* _Text extract_
How is probable cause under the Fourth Amendment different from reasonable grounds under the Stored Communications Act?
Regard: On the face of it, they have different definitions. Probable cause from a criminal law perspective poses a much higher standard; the other standard is much lower. That’s one of the concerns between the Fourth Amendment and the Stored Communications Act.
Waxse: Clearly, reasonable grounds was intended to be a lower standard than probable cause. That said, we need better definitions of both. I see opinions where I’m not sure how they got from one to the other.
Judkins: I think there’s a difference, as Dan was saying, as far as what the words reasonable and probable mean to me as a non-lawyer. I’m just trying to understand them. We could definitely use additional descriptions to clarify the difference.If you’re a non-lawyer on the receiving end of a subpoena, it’s hard, as Judge Waxse said, to understand what’s required. The more we discuss these meanings and provide examples, the further we will go toward clearing up confusion.
McMahon: Your Honor, do you think perhaps the lower standard under the Stored Communications Act was because of the original limitations allowed under that lower standard, as opposed to the difference between content and non-content, if you follow my logic?

* _Direction A_
In the discussion excerpt, what does Waxse say reasonable grounds was intended to be?
* _Direction B_
Please reproduce verbatim the part of the discussion excerpt that begins at "Judkins: I think" and stops after "follow my logic?".
* _Direction C_
According to Judkins in the discussion excerpt, why would additional descriptions of the two standards help?

[Spatial annotation entries]
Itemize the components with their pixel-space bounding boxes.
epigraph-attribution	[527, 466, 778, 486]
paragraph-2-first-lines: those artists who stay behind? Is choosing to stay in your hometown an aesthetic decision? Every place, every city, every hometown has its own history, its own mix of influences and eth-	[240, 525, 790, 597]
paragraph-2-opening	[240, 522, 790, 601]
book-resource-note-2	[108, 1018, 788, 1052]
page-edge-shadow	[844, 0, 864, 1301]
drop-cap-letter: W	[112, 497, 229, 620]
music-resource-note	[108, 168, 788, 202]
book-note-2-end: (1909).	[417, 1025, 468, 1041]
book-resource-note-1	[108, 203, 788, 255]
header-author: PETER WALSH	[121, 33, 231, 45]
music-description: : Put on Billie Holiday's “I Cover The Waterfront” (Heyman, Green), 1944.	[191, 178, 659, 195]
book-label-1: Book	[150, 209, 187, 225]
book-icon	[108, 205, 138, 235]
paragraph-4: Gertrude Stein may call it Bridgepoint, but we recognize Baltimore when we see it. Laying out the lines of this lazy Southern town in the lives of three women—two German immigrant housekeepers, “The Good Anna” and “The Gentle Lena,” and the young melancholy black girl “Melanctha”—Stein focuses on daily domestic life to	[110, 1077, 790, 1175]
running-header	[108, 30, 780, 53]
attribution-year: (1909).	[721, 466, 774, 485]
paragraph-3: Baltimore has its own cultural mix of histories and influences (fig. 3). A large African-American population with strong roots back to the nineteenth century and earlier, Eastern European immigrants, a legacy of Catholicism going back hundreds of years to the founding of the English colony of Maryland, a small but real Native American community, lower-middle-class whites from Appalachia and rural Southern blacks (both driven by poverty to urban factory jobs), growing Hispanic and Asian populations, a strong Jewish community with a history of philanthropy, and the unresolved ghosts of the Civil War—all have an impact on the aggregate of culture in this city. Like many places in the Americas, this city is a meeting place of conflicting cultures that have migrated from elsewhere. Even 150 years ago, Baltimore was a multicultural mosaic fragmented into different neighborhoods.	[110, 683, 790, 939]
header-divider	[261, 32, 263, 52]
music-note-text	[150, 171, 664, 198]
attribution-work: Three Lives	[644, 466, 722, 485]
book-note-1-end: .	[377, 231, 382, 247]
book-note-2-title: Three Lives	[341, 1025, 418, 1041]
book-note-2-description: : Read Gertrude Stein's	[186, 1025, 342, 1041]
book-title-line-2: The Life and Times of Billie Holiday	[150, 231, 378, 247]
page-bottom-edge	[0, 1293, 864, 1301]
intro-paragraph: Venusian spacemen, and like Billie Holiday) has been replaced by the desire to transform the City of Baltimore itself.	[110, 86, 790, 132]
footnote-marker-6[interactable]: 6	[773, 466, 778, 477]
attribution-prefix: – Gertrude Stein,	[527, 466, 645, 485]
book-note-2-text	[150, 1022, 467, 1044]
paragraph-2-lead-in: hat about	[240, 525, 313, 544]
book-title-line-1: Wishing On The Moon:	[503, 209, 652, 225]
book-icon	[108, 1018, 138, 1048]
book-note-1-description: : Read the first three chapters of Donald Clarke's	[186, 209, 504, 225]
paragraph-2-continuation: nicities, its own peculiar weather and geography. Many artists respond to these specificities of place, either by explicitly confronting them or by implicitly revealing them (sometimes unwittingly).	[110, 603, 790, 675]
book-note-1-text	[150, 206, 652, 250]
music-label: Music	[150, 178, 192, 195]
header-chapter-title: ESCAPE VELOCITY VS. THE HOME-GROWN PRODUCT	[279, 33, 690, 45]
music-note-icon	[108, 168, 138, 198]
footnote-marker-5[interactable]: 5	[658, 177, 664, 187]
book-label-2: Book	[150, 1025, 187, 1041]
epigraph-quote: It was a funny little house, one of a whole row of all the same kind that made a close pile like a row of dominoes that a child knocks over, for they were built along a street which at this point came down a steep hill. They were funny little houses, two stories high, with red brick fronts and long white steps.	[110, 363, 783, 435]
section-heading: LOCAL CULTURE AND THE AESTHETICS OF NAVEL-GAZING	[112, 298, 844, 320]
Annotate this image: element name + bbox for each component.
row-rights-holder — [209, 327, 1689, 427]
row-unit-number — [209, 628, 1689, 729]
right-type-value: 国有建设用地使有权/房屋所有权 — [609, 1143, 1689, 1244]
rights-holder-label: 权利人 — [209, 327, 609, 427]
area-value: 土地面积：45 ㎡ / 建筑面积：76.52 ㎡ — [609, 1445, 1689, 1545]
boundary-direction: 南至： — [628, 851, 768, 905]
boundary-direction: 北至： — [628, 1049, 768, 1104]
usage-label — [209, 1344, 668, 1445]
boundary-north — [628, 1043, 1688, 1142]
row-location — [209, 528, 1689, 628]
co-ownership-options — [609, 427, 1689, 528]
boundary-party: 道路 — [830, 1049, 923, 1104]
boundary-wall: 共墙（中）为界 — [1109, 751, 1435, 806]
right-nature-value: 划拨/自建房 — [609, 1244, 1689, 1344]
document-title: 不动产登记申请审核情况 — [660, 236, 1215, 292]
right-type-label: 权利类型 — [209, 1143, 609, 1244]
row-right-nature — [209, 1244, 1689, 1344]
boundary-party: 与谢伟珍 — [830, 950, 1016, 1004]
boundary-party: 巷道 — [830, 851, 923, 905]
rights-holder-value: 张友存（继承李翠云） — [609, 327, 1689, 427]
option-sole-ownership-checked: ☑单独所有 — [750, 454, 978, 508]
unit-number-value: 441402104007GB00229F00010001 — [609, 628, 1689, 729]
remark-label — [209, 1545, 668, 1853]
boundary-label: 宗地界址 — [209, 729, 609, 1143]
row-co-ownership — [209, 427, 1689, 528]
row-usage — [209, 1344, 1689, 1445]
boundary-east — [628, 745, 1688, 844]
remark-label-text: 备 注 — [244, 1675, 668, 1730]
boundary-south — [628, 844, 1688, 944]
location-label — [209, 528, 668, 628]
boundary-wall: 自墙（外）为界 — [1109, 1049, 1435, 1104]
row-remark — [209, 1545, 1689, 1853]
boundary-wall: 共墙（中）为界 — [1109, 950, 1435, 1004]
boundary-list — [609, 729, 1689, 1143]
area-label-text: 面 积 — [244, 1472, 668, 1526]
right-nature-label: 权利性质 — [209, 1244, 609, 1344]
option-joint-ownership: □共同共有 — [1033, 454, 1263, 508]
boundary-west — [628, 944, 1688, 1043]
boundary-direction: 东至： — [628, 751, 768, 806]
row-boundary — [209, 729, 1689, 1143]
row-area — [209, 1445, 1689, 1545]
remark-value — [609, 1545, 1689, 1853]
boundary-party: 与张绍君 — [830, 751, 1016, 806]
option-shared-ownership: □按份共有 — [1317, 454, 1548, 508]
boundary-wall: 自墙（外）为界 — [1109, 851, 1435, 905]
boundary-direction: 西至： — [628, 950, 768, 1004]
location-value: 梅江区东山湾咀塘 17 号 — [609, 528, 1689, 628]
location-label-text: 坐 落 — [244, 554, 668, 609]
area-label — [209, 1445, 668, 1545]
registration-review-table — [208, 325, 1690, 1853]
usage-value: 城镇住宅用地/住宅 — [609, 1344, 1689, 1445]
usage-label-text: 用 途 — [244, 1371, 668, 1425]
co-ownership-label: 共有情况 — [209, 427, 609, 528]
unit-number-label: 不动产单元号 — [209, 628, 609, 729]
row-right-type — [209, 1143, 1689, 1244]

* _Full answer A_
A lower standard than probable cause.

* _Full answer B_
Judkins: I think there’s a difference, as Dan was saying, as far as what the words reasonable and probable mean to me as a non-lawyer. I’m just trying to understand them. We could definitely use additional descriptions to clarify the difference.If you’re a non-lawyer on the receiving end of a subpoena, it’s hard, as Judge Waxse said, to understand what’s required. The more we discuss these meanings and provide examples, the further we will go toward clearing up confusion.
McMahon: Your Honor, do you think perhaps the lower standard under the Stored Communications Act was because of the original limitations allowed under that lower standard, as opposed to the difference between content and non-content, if you follow my logic?

* _Full answer C_
For a non-lawyer on the receiving end of a subpoena, it is hard to understand what is required. Discussing the meanings and providing examples would go further toward clearing up that confusion.